-- begin --

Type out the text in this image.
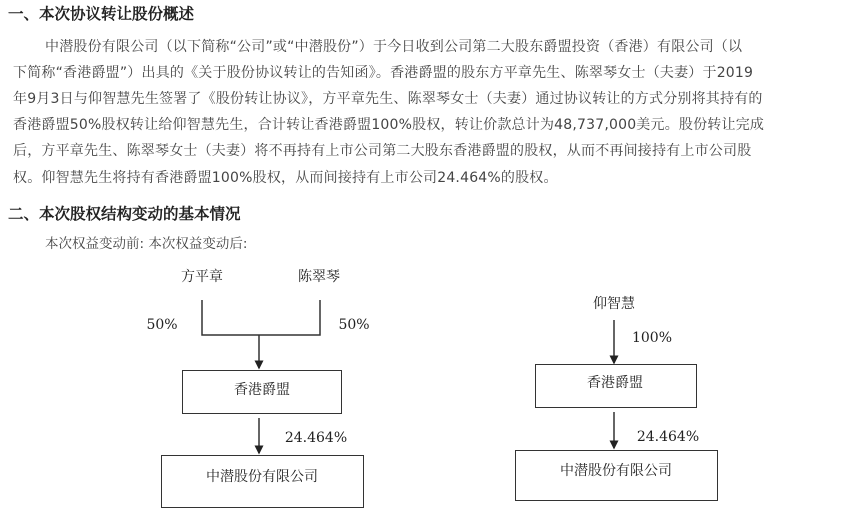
一、本次协议转让股份概述
中潜股份有限公司（以下简称“公司”或“中潜股份”）于今日收到公司第二大股东爵盟投资（香港）有限公司（以
下简称“香港爵盟”）出具的《关于股份协议转让的告知函》。香港爵盟的股东方平章先生、陈翠琴女士（夫妻）于2019
年9月3日与仰智慧先生签署了《股份转让协议》，方平章先生、陈翠琴女士（夫妻）通过协议转让的方式分别将其持有的
香港爵盟50%股权转让给仰智慧先生，合计转让香港爵盟100%股权，转让价款总计为48,737,000美元。股份转让完成
后，方平章先生、陈翠琴女士（夫妻）将不再持有上市公司第二大股东香港爵盟的股权，从而不再间接持有上市公司股
权。仰智慧先生将持有香港爵盟100%股权，从而间接持有上市公司24.464%的股权。
二、本次股权结构变动的基本情况
本次权益变动前: 本次权益变动后:
方平章	陈翠琴
50%	50%
香港爵盟
24.464%
中潜股份有限公司
仰智慧
100%
香港爵盟
24.464%
中潜股份有限公司
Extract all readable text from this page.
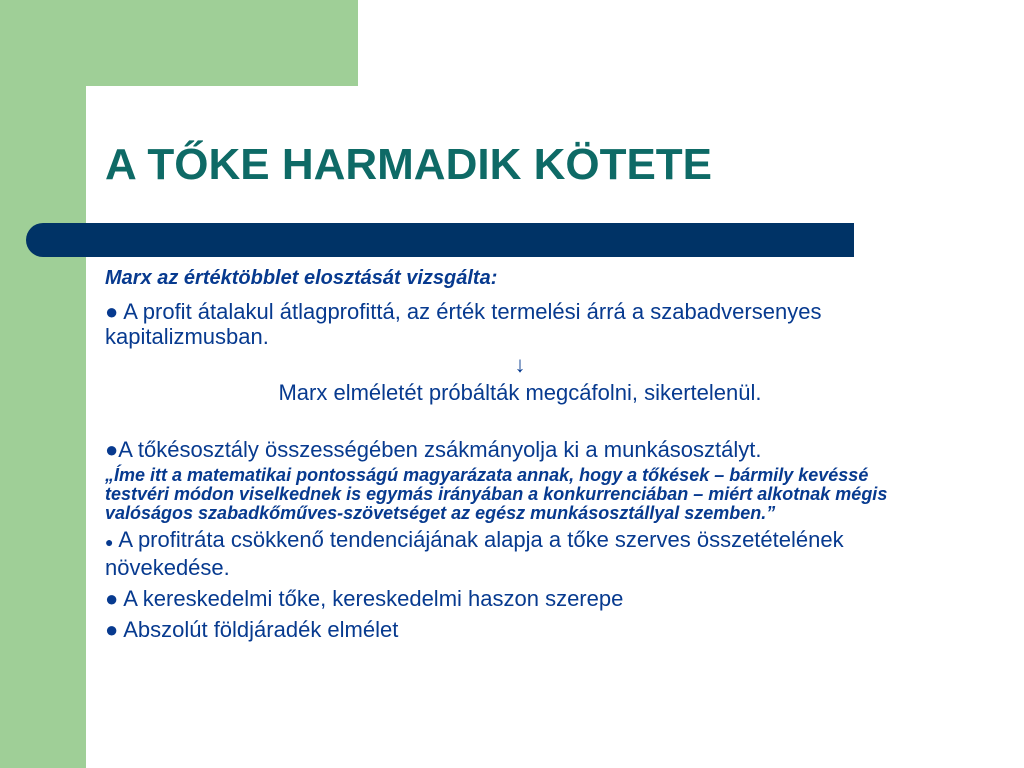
A TŐKE HARMADIK KÖTETE

Marx az értéktöbblet elosztását vizsgálta:

● A profit átalakul átlagprofittá, az érték termelési árrá a szabadversenyes kapitalizmusban.

↓

Marx elméletét próbálták megcáfolni, sikertelenül.

●A tőkésosztály összességében zsákmányolja ki a munkásosztályt.

„Íme itt a matematikai pontosságú magyarázata annak, hogy a tőkések – bármily kevéssé testvéri módon viselkednek is egymás irányában a konkurrenciában – miért alkotnak mégis valóságos szabadkőműves-szövetséget az egész munkásosztállyal szemben.”

● A profitráta csökkenő tendenciájának alapja a tőke szerves összetételének növekedése.

● A kereskedelmi tőke, kereskedelmi haszon szerepe

● Abszolút földjáradék elmélet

-- end --

## INSTRUCTIONS TO FOLLOW
Find the string "陈翠琴女士" in the entries above and return each line that holds it.

## TASK OUTPUT
下简称“香港爵盟”）出具的《关于股份协议转让的告知函》。香港爵盟的股东方平章先生、陈翠琴女士（夫妻）于2019
年9月3日与仰智慧先生签署了《股份转让协议》，方平章先生、陈翠琴女士（夫妻）通过协议转让的方式分别将其持有的
后，方平章先生、陈翠琴女士（夫妻）将不再持有上市公司第二大股东香港爵盟的股权，从而不再间接持有上市公司股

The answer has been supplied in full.